• GIVEN INFORMATION
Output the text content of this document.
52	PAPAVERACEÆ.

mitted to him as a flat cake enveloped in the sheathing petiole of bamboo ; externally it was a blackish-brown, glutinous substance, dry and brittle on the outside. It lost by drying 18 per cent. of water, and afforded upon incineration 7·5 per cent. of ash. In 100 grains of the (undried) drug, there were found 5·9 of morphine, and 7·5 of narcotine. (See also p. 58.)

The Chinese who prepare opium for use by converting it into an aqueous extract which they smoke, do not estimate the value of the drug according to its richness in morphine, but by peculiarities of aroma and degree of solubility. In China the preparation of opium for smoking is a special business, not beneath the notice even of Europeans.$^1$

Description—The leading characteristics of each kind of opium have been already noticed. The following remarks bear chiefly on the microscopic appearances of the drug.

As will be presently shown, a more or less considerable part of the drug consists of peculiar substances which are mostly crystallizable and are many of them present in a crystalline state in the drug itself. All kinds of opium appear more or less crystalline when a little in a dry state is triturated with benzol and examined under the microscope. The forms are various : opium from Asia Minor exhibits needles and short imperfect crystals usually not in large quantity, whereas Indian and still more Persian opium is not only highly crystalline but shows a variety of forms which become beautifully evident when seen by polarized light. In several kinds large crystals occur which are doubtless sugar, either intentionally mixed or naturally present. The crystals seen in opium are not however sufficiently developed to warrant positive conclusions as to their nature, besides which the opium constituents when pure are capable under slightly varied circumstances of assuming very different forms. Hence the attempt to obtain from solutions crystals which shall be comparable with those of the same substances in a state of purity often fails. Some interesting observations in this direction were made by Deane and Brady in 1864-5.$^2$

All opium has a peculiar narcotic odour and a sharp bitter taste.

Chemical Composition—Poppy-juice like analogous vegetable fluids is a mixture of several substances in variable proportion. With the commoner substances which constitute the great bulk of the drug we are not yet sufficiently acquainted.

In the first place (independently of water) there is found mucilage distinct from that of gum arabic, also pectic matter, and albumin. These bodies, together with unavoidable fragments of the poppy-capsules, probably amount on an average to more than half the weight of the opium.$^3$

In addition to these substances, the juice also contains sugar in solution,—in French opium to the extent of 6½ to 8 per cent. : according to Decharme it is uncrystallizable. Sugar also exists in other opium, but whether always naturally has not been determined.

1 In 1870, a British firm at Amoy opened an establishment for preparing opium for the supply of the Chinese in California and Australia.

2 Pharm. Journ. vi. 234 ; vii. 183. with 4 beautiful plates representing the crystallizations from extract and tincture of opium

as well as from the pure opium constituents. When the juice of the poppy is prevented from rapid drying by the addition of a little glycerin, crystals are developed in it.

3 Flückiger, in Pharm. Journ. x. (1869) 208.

• TASK OBJECTIVE
Take every line from the records above that has the word "Chinese" and copy it.

• FULL OUTPUT
The Chinese who prepare opium for use by converting it into an aqueous extract which they smoke, do not estimate the value of the drug according to its richness in morphine, but by peculiarities of aroma and degree of solubility. In China the preparation of opium for smoking is a special business, not beneath the notice even of Europeans.$^1$
1 In 1870, a British firm at Amoy opened an establishment for preparing opium for the supply of the Chinese in California and Australia.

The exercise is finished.